Problem to work on -> Write out each entry, exactly the way it appears.

[Dataset entries]

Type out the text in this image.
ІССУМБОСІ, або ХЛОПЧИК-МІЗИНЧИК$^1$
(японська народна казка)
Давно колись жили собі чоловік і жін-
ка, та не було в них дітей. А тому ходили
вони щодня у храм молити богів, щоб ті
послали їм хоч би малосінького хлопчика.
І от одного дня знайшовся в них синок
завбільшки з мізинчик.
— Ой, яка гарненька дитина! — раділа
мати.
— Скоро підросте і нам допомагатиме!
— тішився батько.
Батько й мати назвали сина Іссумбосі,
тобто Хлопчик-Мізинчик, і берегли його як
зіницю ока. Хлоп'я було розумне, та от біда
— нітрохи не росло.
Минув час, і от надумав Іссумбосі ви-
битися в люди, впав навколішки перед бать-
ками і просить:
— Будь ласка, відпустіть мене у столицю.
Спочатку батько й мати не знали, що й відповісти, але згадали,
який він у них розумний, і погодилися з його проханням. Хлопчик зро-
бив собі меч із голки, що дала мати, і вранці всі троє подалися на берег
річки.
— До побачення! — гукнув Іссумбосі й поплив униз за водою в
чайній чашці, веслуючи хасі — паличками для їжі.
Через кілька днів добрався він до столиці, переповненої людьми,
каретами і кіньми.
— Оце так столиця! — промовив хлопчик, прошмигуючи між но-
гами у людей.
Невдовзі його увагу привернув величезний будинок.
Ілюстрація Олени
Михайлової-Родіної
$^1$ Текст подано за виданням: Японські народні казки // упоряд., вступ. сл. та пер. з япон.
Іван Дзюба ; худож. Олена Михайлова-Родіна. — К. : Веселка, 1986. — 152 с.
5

Response ->
Type out the text in this image.
ІССУМБОСІ, або ХЛОПЧИК-МІЗИНЧИК$^1$
(японська народна казка)
Давно колись жили собі чоловік і жін-
ка, та не було в них дітей. А тому ходили
вони щодня у храм молити богів, щоб ті
послали їм хоч би малосінького хлопчика.
І от одного дня знайшовся в них синок
завбільшки з мізинчик.
— Ой, яка гарненька дитина! — раділа
мати.
— Скоро підросте і нам допомагатиме!
— тішився батько.
Батько й мати назвали сина Іссумбосі,
тобто Хлопчик-Мізинчик, і берегли його як
зіницю ока. Хлоп'я було розумне, та от біда
— нітрохи не росло.
Минув час, і от надумав Іссумбосі ви-
битися в люди, впав навколішки перед бать-
ками і просить:
— Будь ласка, відпустіть мене у столицю.
Спочатку батько й мати не знали, що й відповісти, але згадали,
який він у них розумний, і погодилися з його проханням. Хлопчик зро-
бив собі меч із голки, що дала мати, і вранці всі троє подалися на берег
річки.
— До побачення! — гукнув Іссумбосі й поплив униз за водою в
чайній чашці, веслуючи хасі — паличками для їжі.
Через кілька днів добрався він до столиці, переповненої людьми,
каретами і кіньми.
— Оце так столиця! — промовив хлопчик, прошмигуючи між но-
гами у людей.
Невдовзі його увагу привернув величезний будинок.
Ілюстрація Олени
Михайлової-Родіної
$^1$ Текст подано за виданням: Японські народні казки // упоряд., вступ. сл. та пер. з япон.
Іван Дзюба ; худож. Олена Михайлова-Родіна. — К. : Веселка, 1986. — 152 с.
5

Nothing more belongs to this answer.